Set exercise:
Copy out each line of the listing that has the word "into" in it.

Figure collection entries
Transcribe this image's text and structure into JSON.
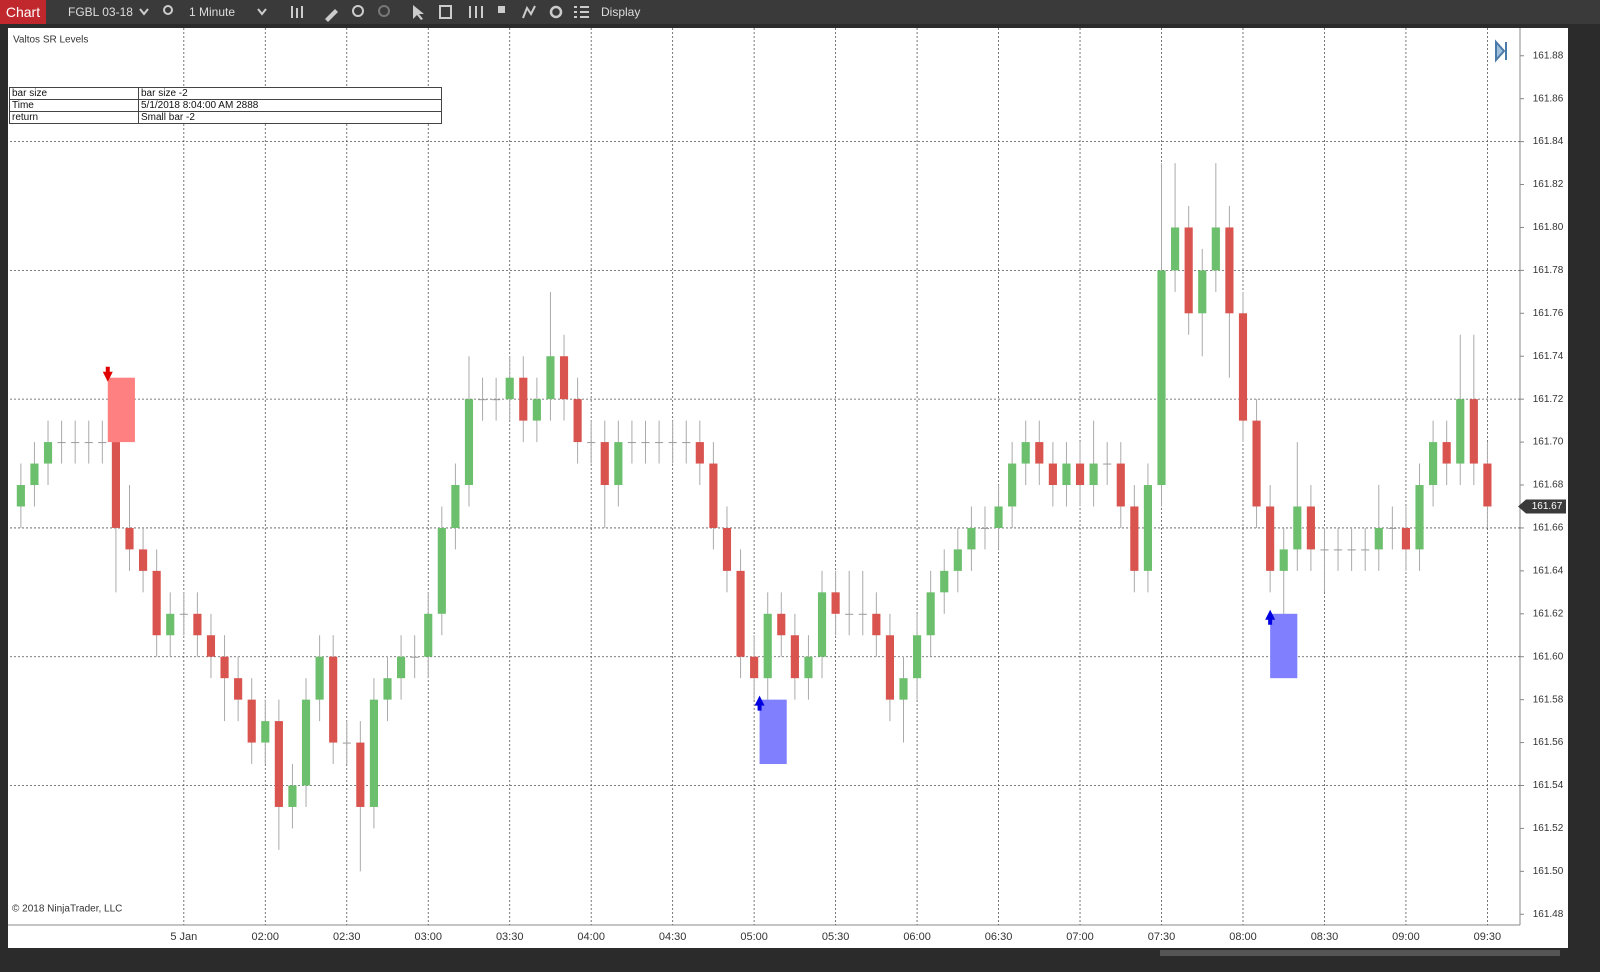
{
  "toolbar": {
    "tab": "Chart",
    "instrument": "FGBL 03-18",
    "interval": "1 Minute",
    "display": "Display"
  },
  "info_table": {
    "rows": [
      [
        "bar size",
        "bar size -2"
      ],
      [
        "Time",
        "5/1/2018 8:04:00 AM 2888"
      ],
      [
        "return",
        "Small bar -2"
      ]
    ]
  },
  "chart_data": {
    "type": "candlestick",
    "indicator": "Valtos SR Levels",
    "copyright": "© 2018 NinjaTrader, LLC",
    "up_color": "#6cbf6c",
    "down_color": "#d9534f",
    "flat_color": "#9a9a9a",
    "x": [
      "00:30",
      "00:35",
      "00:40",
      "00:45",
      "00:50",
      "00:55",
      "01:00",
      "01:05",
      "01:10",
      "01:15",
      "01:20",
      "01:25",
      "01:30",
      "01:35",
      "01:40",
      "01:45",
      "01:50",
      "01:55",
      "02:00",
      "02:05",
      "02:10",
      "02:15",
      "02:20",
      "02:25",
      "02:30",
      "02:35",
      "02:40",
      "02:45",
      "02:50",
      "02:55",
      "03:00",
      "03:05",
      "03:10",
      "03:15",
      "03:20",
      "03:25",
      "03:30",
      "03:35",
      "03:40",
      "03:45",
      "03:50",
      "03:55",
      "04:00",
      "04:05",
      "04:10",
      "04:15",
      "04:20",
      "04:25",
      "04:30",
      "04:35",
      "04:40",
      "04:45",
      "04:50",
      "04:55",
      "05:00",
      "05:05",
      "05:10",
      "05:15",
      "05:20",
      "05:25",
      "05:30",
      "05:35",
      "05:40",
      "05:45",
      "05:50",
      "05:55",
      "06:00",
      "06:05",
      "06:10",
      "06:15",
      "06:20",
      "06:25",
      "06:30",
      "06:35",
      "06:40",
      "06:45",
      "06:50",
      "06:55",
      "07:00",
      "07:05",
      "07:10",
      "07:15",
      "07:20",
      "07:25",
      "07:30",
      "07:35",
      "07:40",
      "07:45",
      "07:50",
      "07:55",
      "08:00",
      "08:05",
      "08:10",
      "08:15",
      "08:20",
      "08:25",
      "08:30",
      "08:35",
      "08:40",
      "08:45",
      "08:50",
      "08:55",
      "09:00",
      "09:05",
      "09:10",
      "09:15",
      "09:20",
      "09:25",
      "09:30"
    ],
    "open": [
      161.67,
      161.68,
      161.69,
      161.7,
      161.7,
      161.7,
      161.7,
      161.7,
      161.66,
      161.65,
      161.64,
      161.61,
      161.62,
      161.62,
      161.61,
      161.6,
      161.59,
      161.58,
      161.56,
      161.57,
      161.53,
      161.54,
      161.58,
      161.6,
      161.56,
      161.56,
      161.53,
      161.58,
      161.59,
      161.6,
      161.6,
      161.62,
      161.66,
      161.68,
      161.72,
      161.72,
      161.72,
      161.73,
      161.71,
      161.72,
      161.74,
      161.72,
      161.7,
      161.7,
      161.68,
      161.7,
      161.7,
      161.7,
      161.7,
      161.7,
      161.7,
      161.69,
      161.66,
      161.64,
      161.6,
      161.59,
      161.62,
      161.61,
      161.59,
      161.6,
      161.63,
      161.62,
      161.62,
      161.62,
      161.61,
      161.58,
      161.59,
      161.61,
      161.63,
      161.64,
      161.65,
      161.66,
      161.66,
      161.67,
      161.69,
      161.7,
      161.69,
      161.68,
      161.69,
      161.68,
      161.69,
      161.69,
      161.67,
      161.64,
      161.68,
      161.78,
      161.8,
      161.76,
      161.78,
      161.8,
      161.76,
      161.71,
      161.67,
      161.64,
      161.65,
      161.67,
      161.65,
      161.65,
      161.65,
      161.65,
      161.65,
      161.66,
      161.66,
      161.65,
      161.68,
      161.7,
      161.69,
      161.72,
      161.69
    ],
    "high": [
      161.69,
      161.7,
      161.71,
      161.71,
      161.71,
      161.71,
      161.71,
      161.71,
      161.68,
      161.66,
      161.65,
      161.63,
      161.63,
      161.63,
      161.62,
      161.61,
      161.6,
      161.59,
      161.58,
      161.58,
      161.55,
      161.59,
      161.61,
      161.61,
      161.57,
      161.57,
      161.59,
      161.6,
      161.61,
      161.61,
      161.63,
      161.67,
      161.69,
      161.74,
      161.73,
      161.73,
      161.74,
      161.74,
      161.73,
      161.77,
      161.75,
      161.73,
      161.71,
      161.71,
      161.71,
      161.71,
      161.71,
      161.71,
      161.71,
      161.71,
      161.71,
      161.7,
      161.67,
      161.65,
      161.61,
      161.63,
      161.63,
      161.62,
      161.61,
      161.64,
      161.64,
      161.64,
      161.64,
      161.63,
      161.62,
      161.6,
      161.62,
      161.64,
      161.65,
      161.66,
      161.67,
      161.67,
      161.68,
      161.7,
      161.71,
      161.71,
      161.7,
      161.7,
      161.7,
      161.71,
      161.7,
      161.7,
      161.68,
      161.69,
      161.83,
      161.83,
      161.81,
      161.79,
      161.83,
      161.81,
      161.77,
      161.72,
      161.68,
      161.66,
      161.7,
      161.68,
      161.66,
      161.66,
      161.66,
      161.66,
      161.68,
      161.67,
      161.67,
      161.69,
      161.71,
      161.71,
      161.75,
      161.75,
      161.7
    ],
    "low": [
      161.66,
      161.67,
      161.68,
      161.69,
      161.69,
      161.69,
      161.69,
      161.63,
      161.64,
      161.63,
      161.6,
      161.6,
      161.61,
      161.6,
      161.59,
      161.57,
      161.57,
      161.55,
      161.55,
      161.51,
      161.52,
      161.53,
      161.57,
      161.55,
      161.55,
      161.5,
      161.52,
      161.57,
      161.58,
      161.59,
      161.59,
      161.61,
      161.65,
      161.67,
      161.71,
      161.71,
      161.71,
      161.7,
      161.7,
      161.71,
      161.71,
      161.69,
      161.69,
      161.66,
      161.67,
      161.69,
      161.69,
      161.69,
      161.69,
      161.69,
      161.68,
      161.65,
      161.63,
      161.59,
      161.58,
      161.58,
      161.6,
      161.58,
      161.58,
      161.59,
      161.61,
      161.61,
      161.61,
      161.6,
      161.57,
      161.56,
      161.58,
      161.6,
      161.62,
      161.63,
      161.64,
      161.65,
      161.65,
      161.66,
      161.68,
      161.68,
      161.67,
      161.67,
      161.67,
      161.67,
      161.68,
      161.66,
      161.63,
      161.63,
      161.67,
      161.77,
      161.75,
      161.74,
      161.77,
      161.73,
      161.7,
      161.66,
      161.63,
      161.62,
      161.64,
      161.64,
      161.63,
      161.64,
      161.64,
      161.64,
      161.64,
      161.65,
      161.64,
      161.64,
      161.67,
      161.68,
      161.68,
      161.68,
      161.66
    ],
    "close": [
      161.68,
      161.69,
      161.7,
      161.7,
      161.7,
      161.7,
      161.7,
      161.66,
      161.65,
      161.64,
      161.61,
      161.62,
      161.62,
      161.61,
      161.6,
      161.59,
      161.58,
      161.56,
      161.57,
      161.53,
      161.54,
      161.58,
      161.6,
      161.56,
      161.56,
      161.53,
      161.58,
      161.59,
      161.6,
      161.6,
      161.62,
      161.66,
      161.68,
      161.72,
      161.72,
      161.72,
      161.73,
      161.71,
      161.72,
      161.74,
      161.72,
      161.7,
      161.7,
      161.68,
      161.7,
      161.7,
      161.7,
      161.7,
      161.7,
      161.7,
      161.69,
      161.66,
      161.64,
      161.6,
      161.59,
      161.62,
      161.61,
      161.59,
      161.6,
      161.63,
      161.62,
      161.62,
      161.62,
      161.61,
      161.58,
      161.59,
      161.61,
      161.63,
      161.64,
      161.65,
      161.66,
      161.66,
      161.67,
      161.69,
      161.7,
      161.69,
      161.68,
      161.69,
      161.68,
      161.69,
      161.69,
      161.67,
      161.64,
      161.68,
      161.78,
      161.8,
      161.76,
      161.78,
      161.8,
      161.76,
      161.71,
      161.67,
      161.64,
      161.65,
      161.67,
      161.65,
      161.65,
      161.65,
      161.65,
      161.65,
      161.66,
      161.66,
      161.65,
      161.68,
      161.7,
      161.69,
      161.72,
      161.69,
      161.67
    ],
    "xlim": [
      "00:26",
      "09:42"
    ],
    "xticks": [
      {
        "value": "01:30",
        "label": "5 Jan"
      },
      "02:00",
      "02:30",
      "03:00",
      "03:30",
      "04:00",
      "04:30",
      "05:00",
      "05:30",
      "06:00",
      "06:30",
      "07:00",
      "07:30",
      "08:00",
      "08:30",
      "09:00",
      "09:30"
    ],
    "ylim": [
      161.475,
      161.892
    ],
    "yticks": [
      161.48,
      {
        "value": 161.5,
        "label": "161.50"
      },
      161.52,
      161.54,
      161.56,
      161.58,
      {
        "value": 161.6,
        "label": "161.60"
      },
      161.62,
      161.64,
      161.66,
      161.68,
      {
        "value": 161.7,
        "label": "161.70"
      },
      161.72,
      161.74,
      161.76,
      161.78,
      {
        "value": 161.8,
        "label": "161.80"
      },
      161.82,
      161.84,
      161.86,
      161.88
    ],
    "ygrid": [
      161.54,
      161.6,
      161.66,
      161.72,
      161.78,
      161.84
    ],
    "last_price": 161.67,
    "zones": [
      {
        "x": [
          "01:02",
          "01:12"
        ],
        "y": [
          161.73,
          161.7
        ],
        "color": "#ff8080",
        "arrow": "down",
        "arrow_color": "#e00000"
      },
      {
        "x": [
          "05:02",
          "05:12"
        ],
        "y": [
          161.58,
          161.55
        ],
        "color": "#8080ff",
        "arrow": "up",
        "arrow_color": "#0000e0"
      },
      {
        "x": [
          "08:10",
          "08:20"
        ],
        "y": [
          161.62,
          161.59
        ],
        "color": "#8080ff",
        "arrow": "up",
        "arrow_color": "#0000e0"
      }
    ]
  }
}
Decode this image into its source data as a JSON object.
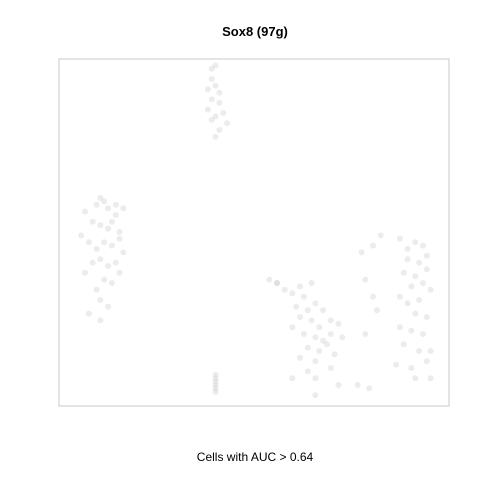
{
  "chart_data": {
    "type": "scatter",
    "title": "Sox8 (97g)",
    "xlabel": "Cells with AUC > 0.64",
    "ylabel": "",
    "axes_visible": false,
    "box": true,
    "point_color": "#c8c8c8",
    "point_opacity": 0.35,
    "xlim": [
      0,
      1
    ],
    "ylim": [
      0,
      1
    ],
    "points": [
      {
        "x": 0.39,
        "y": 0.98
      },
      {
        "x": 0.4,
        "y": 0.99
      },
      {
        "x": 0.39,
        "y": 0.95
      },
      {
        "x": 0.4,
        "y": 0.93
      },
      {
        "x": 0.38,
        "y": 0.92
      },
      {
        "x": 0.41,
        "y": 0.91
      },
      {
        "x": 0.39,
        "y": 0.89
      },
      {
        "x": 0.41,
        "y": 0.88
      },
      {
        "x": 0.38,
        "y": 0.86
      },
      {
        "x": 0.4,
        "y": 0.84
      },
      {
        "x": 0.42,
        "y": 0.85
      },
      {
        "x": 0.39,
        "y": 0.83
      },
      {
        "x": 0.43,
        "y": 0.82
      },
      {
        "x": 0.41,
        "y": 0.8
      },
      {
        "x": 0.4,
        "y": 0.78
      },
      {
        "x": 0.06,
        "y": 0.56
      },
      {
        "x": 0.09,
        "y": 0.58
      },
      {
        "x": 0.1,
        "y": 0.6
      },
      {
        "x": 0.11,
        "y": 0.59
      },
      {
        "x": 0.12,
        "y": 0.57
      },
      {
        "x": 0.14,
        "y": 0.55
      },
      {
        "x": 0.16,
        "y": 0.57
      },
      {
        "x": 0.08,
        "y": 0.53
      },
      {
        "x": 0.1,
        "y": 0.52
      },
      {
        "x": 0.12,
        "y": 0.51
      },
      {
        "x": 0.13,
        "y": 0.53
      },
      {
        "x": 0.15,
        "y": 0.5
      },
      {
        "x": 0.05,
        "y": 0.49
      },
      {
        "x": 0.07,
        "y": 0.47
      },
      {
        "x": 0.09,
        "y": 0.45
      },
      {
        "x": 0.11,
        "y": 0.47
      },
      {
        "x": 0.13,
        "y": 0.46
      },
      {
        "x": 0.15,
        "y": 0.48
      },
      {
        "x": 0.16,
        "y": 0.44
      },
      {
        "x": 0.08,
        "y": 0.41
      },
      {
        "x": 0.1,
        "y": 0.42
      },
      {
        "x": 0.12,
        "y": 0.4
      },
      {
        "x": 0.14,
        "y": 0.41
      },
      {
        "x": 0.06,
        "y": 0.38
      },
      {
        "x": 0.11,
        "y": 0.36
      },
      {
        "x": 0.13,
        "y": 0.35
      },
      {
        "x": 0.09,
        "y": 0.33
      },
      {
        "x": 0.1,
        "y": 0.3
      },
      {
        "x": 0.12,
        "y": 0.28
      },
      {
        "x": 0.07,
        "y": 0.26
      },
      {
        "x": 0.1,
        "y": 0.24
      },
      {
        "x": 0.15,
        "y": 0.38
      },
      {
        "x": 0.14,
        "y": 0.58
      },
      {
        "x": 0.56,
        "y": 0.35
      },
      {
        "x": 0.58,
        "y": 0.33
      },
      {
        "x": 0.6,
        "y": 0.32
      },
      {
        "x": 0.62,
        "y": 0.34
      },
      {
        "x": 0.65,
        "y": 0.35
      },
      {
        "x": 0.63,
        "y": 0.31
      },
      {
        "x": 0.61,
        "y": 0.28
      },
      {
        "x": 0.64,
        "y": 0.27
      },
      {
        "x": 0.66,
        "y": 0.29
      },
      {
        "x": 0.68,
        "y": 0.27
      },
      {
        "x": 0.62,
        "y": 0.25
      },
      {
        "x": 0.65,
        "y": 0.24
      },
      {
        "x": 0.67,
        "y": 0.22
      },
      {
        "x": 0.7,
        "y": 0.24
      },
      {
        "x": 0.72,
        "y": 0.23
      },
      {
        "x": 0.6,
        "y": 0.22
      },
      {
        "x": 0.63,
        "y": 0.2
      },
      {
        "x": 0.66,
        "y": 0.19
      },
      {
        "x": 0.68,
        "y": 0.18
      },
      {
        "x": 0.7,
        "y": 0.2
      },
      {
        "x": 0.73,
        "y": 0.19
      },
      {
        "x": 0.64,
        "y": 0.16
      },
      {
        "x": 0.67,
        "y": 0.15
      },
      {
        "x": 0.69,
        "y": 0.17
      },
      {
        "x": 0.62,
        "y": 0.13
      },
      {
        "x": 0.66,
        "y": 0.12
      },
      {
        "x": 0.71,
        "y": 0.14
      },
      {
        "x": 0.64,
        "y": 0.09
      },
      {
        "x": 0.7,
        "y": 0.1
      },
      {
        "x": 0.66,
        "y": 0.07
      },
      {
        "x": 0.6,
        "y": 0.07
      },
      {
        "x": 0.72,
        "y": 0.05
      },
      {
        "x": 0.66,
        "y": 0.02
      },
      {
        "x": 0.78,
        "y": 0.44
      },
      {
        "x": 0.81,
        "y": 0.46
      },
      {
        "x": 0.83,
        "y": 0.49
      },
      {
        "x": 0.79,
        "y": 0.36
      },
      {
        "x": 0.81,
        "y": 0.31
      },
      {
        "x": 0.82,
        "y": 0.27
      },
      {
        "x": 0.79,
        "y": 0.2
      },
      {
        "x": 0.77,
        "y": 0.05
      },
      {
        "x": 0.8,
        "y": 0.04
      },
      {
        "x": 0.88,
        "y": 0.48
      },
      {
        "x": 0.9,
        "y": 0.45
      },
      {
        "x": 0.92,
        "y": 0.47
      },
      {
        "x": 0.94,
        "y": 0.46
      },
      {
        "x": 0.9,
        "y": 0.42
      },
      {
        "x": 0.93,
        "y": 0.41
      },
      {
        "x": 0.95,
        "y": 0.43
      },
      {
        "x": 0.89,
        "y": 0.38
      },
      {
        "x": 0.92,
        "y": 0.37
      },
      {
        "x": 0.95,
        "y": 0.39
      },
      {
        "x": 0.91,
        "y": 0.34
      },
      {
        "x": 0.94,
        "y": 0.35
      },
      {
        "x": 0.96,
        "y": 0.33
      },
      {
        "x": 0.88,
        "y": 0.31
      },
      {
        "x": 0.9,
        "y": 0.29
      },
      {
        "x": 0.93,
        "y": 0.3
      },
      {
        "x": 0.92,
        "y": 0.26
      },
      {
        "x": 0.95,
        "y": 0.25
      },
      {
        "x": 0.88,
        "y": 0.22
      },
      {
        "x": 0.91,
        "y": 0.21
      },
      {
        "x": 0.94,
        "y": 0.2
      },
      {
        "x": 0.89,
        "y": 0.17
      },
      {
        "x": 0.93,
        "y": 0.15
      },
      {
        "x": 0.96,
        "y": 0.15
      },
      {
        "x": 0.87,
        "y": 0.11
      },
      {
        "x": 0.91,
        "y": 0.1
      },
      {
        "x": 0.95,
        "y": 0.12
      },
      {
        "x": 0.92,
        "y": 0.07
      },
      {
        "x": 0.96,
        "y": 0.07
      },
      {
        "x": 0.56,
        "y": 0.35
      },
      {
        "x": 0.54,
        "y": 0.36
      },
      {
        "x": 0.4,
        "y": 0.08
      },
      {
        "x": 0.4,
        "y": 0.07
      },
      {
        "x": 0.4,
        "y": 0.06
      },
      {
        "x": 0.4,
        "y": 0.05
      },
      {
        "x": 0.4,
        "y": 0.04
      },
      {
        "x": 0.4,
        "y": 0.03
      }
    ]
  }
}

Complete response:
Transcribe this image's text and structure into JSON.
Decode this image into its source data as a JSON object.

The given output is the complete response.